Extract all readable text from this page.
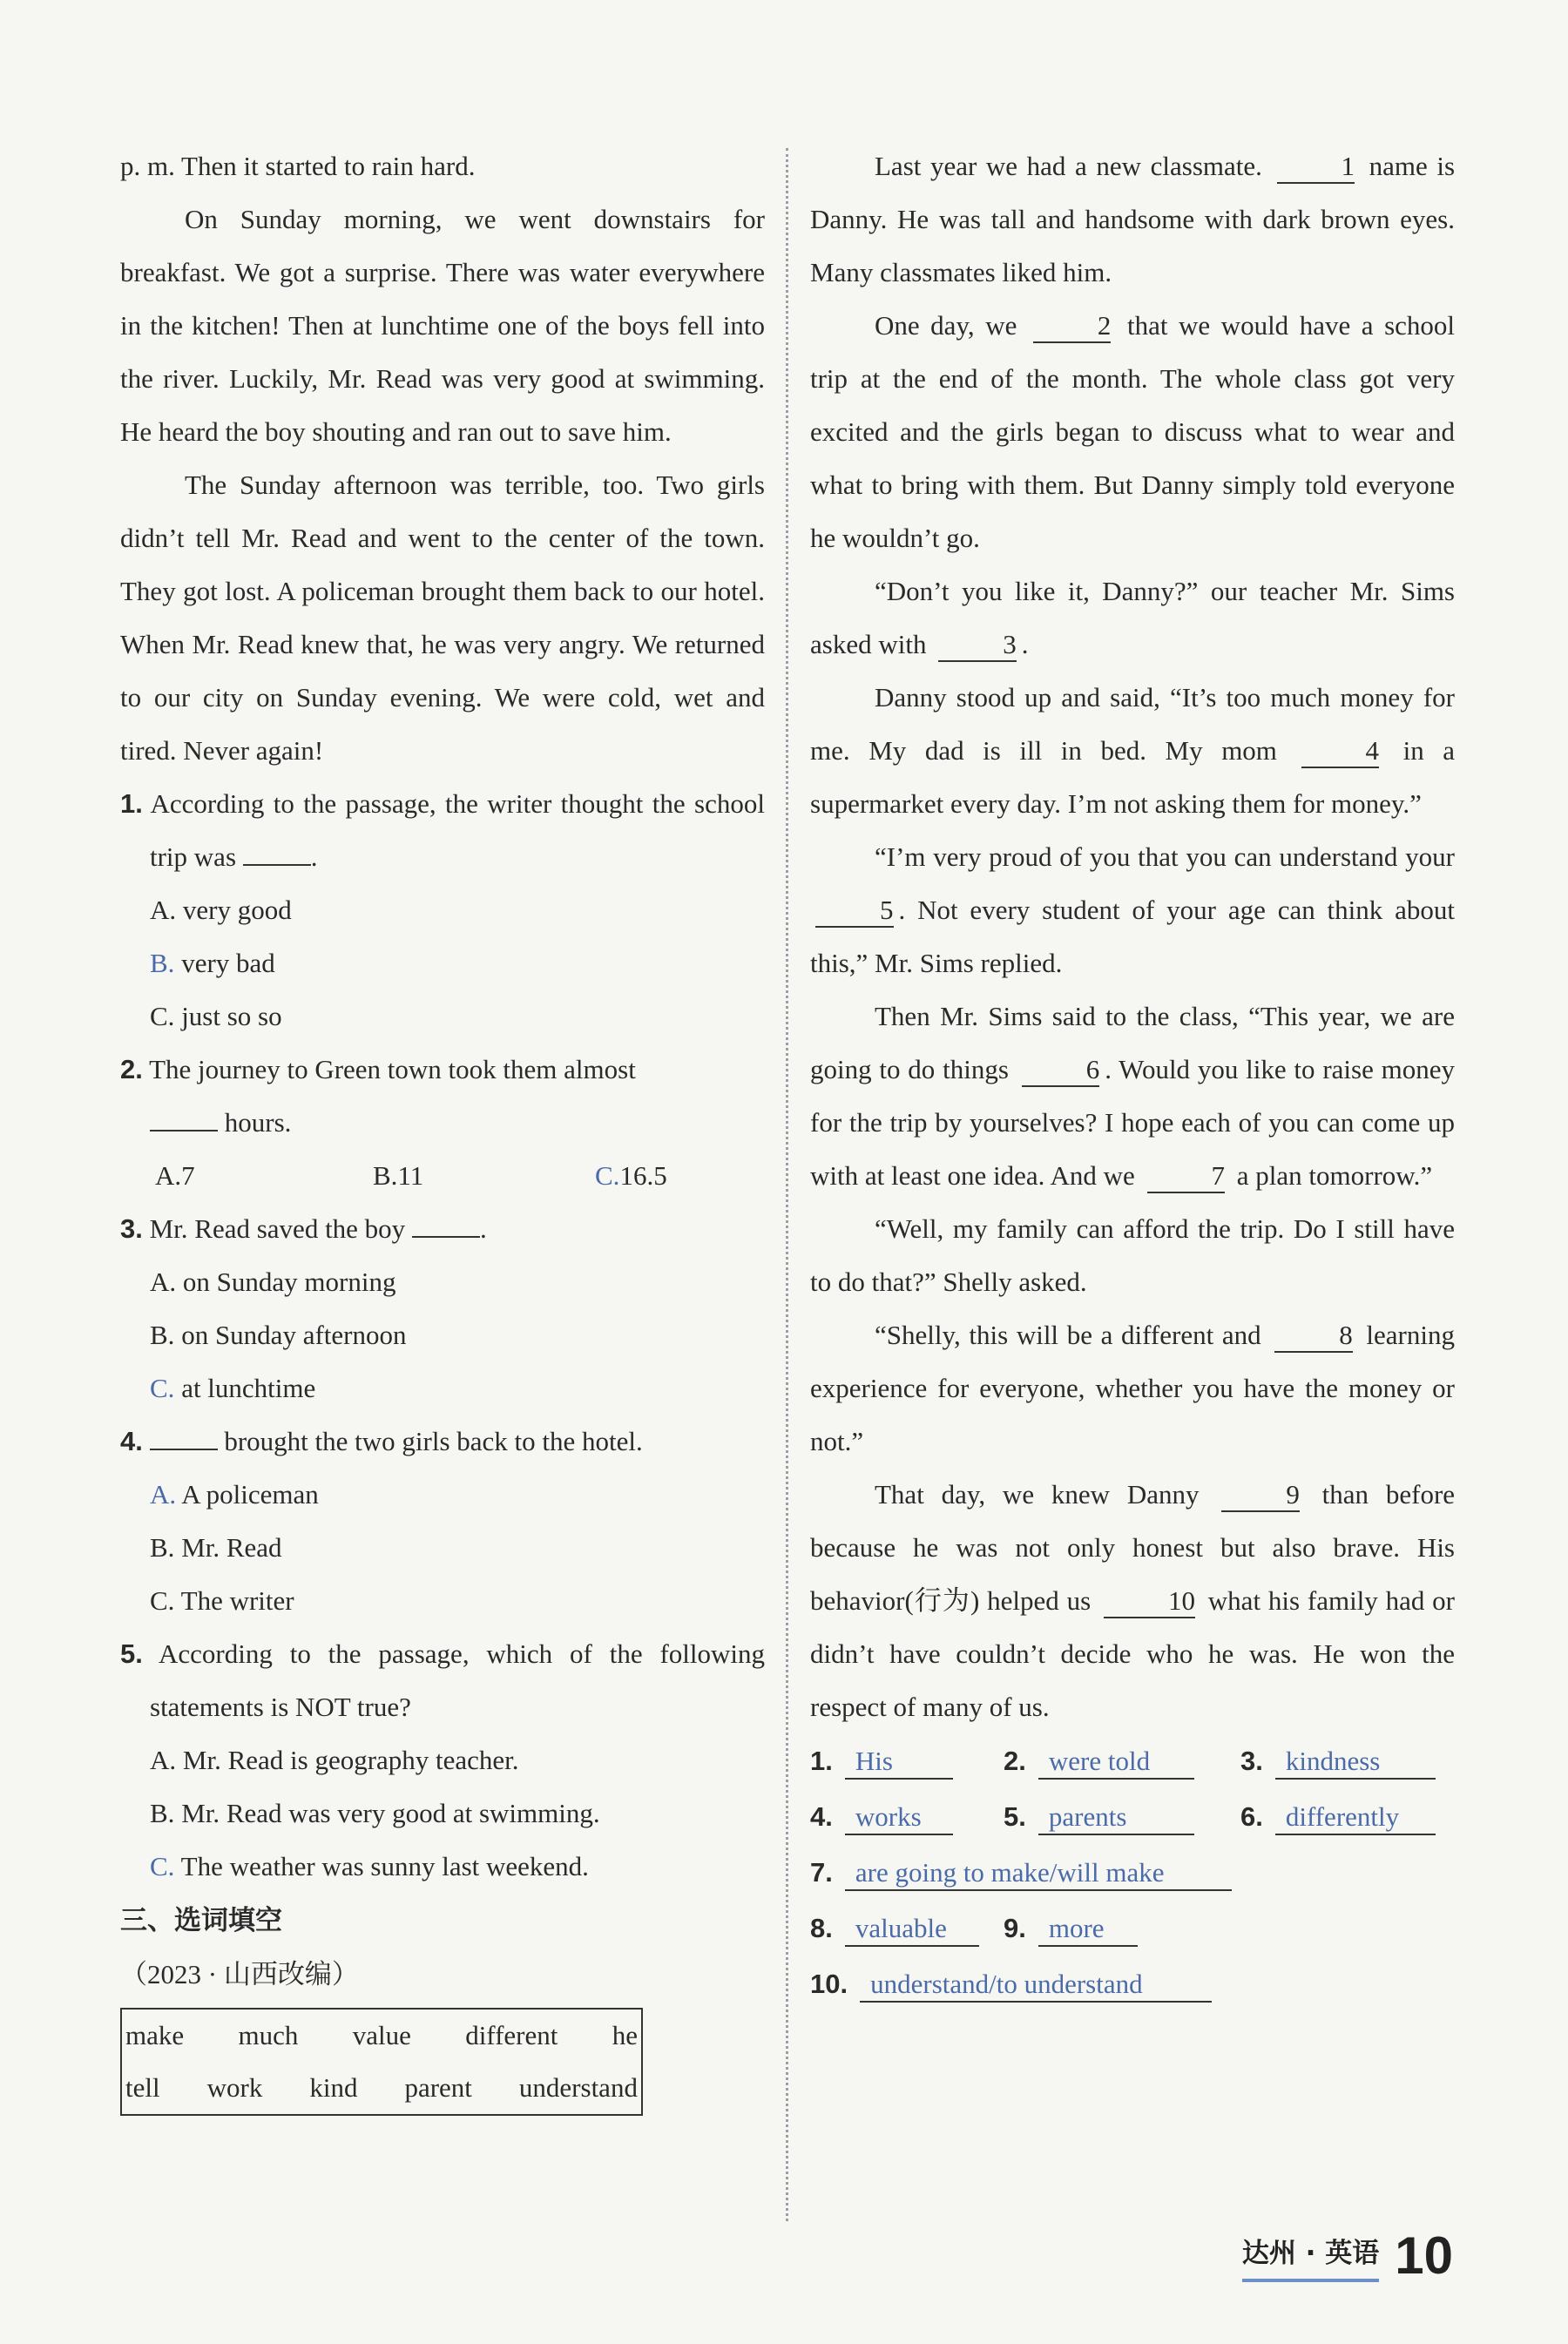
p. m. Then it started to rain hard.

On Sunday morning, we went downstairs for breakfast. We got a surprise. There was water everywhere in the kitchen! Then at lunchtime one of the boys fell into the river. Luckily, Mr. Read was very good at swimming. He heard the boy shouting and ran out to save him.

The Sunday afternoon was terrible, too. Two girls didn’t tell Mr. Read and went to the center of the town. They got lost. A policeman brought them back to our hotel. When Mr. Read knew that, he was very angry. We returned to our city on Sunday evening. We were cold, wet and tired. Never again!

1. According to the passage, the writer thought the school trip was	.
A. very good
B. very bad
C. just so so
2. The journey to Green town took them almost
hours.
A.7	B.11	C.16.5
3. Mr. Read saved the boy	.
A. on Sunday morning
B. on Sunday afternoon
C. at lunchtime
4.	brought the two girls back to the hotel.
A. A policeman
B. Mr. Read
C. The writer
5. According to the passage, which of the following statements is NOT true?
A. Mr. Read is geography teacher.
B. Mr. Read was very good at swimming.
C. The weather was sunny last weekend.
三、选词填空
（2023 · 山西改编）
make much value different he
tell work kind parent understand

Last year we had a new classmate.	1 name is Danny. He was tall and handsome with dark brown eyes. Many classmates liked him.

One day, we	2 that we would have a school trip at the end of the month. The whole class got very excited and the girls began to discuss what to wear and what to bring with them. But Danny simply told everyone he wouldn’t go.

“Don’t you like it, Danny?” our teacher Mr. Sims asked with	3 .

Danny stood up and said, “It’s too much money for me. My dad is ill in bed. My mom	4 in a supermarket every day. I’m not asking them for money.”

“I’m very proud of you that you can understand your 5 . Not every student of your age can think about this,” Mr. Sims replied.

Then Mr. Sims said to the class, “This year, we are going to do things	6 . Would you like to raise money for the trip by yourselves? I hope each of you can come up with at least one idea. And we	7 a plan tomorrow.”

“Well, my family can afford the trip. Do I still have to do that?” Shelly asked.

“Shelly, this will be a different and	8 learning experience for everyone, whether you have the money or not.”

That day, we knew Danny	9 than before because he was not only honest but also brave. His behavior(行为) helped us	10 what his family had or didn’t have couldn’t decide who he was. He won the respect of many of us.

1. His	2. were told	3. kindness
4. works	5. parents	6. differently
7. are going to make/will make
8. valuable	9. more
10. understand/to understand
达州 · 英语 10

++++++++

EXERCISE PROMPT:
Collect each line containing the string "lunchtime".

FINAL RESULT:
On Sunday morning, we went downstairs for breakfast. We got a surprise. There was water everywhere in the kitchen! Then at lunchtime one of the boys fell into the river. Luckily, Mr. Read was very good at swimming. He heard the boy shouting and ran out to save him.
C. at lunchtime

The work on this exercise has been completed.